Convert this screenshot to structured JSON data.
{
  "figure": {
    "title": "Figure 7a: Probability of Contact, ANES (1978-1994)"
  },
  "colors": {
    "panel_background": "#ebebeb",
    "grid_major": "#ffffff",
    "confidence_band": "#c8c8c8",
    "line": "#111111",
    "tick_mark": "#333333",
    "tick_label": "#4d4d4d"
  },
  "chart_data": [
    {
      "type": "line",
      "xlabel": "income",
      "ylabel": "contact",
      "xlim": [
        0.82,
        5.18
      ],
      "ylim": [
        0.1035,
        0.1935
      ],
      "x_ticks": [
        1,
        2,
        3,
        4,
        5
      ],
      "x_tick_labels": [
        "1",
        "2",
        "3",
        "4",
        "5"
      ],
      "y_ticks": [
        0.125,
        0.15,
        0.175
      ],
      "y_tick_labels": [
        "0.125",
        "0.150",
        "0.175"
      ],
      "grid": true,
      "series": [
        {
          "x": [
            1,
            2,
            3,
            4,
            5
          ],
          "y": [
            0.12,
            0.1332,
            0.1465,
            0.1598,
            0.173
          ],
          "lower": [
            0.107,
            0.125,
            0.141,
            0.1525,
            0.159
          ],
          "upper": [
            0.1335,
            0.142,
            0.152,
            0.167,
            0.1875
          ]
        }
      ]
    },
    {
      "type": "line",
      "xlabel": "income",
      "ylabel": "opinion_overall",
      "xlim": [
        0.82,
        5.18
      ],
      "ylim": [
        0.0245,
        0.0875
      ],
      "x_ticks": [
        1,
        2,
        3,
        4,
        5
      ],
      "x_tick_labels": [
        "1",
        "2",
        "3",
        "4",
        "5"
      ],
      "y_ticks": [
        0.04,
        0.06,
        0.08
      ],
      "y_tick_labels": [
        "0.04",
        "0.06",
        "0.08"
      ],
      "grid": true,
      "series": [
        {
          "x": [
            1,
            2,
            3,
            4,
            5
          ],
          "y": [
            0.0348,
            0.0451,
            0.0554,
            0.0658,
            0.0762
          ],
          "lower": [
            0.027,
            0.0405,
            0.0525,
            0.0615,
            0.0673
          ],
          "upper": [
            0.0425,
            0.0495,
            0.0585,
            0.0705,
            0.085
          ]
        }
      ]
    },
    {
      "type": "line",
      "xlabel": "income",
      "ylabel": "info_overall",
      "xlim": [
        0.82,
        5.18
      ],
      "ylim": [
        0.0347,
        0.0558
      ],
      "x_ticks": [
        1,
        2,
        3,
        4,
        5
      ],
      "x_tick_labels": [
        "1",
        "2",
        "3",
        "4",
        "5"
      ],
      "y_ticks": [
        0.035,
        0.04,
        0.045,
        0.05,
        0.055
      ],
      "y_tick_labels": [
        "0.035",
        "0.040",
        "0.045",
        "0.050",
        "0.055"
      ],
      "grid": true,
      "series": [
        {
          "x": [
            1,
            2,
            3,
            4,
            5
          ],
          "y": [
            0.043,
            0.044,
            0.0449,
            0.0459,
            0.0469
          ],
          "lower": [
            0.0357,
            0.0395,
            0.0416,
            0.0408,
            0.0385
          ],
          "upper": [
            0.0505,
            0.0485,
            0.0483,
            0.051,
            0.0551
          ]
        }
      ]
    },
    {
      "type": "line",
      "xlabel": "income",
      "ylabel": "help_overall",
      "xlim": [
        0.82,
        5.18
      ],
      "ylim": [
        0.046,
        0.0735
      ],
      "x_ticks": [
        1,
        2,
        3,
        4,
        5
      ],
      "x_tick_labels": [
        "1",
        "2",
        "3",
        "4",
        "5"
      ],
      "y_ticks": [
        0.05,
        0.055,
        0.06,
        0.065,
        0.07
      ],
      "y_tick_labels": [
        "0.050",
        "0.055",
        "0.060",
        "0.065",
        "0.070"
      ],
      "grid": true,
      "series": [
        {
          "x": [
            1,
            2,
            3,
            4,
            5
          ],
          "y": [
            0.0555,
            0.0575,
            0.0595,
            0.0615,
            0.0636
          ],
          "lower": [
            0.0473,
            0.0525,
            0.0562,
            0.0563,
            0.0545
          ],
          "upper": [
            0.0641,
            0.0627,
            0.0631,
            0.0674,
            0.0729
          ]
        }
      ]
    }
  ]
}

+++++

GIVEN TASK
All of the entries above should be written out again exactly.

THE SOLUTION
Convert this screenshot to structured JSON data.
{
  "figure": {
    "title": "Figure 7a: Probability of Contact, ANES (1978-1994)"
  },
  "colors": {
    "panel_background": "#ebebeb",
    "grid_major": "#ffffff",
    "confidence_band": "#c8c8c8",
    "line": "#111111",
    "tick_mark": "#333333",
    "tick_label": "#4d4d4d"
  },
  "chart_data": [
    {
      "type": "line",
      "xlabel": "income",
      "ylabel": "contact",
      "xlim": [
        0.82,
        5.18
      ],
      "ylim": [
        0.1035,
        0.1935
      ],
      "x_ticks": [
        1,
        2,
        3,
        4,
        5
      ],
      "x_tick_labels": [
        "1",
        "2",
        "3",
        "4",
        "5"
      ],
      "y_ticks": [
        0.125,
        0.15,
        0.175
      ],
      "y_tick_labels": [
        "0.125",
        "0.150",
        "0.175"
      ],
      "grid": true,
      "series": [
        {
          "x": [
            1,
            2,
            3,
            4,
            5
          ],
          "y": [
            0.12,
            0.1332,
            0.1465,
            0.1598,
            0.173
          ],
          "lower": [
            0.107,
            0.125,
            0.141,
            0.1525,
            0.159
          ],
          "upper": [
            0.1335,
            0.142,
            0.152,
            0.167,
            0.1875
          ]
        }
      ]
    },
    {
      "type": "line",
      "xlabel": "income",
      "ylabel": "opinion_overall",
      "xlim": [
        0.82,
        5.18
      ],
      "ylim": [
        0.0245,
        0.0875
      ],
      "x_ticks": [
        1,
        2,
        3,
        4,
        5
      ],
      "x_tick_labels": [
        "1",
        "2",
        "3",
        "4",
        "5"
      ],
      "y_ticks": [
        0.04,
        0.06,
        0.08
      ],
      "y_tick_labels": [
        "0.04",
        "0.06",
        "0.08"
      ],
      "grid": true,
      "series": [
        {
          "x": [
            1,
            2,
            3,
            4,
            5
          ],
          "y": [
            0.0348,
            0.0451,
            0.0554,
            0.0658,
            0.0762
          ],
          "lower": [
            0.027,
            0.0405,
            0.0525,
            0.0615,
            0.0673
          ],
          "upper": [
            0.0425,
            0.0495,
            0.0585,
            0.0705,
            0.085
          ]
        }
      ]
    },
    {
      "type": "line",
      "xlabel": "income",
      "ylabel": "info_overall",
      "xlim": [
        0.82,
        5.18
      ],
      "ylim": [
        0.0347,
        0.0558
      ],
      "x_ticks": [
        1,
        2,
        3,
        4,
        5
      ],
      "x_tick_labels": [
        "1",
        "2",
        "3",
        "4",
        "5"
      ],
      "y_ticks": [
        0.035,
        0.04,
        0.045,
        0.05,
        0.055
      ],
      "y_tick_labels": [
        "0.035",
        "0.040",
        "0.045",
        "0.050",
        "0.055"
      ],
      "grid": true,
      "series": [
        {
          "x": [
            1,
            2,
            3,
            4,
            5
          ],
          "y": [
            0.043,
            0.044,
            0.0449,
            0.0459,
            0.0469
          ],
          "lower": [
            0.0357,
            0.0395,
            0.0416,
            0.0408,
            0.0385
          ],
          "upper": [
            0.0505,
            0.0485,
            0.0483,
            0.051,
            0.0551
          ]
        }
      ]
    },
    {
      "type": "line",
      "xlabel": "income",
      "ylabel": "help_overall",
      "xlim": [
        0.82,
        5.18
      ],
      "ylim": [
        0.046,
        0.0735
      ],
      "x_ticks": [
        1,
        2,
        3,
        4,
        5
      ],
      "x_tick_labels": [
        "1",
        "2",
        "3",
        "4",
        "5"
      ],
      "y_ticks": [
        0.05,
        0.055,
        0.06,
        0.065,
        0.07
      ],
      "y_tick_labels": [
        "0.050",
        "0.055",
        "0.060",
        "0.065",
        "0.070"
      ],
      "grid": true,
      "series": [
        {
          "x": [
            1,
            2,
            3,
            4,
            5
          ],
          "y": [
            0.0555,
            0.0575,
            0.0595,
            0.0615,
            0.0636
          ],
          "lower": [
            0.0473,
            0.0525,
            0.0562,
            0.0563,
            0.0545
          ],
          "upper": [
            0.0641,
            0.0627,
            0.0631,
            0.0674,
            0.0729
          ]
        }
      ]
    }
  ]
}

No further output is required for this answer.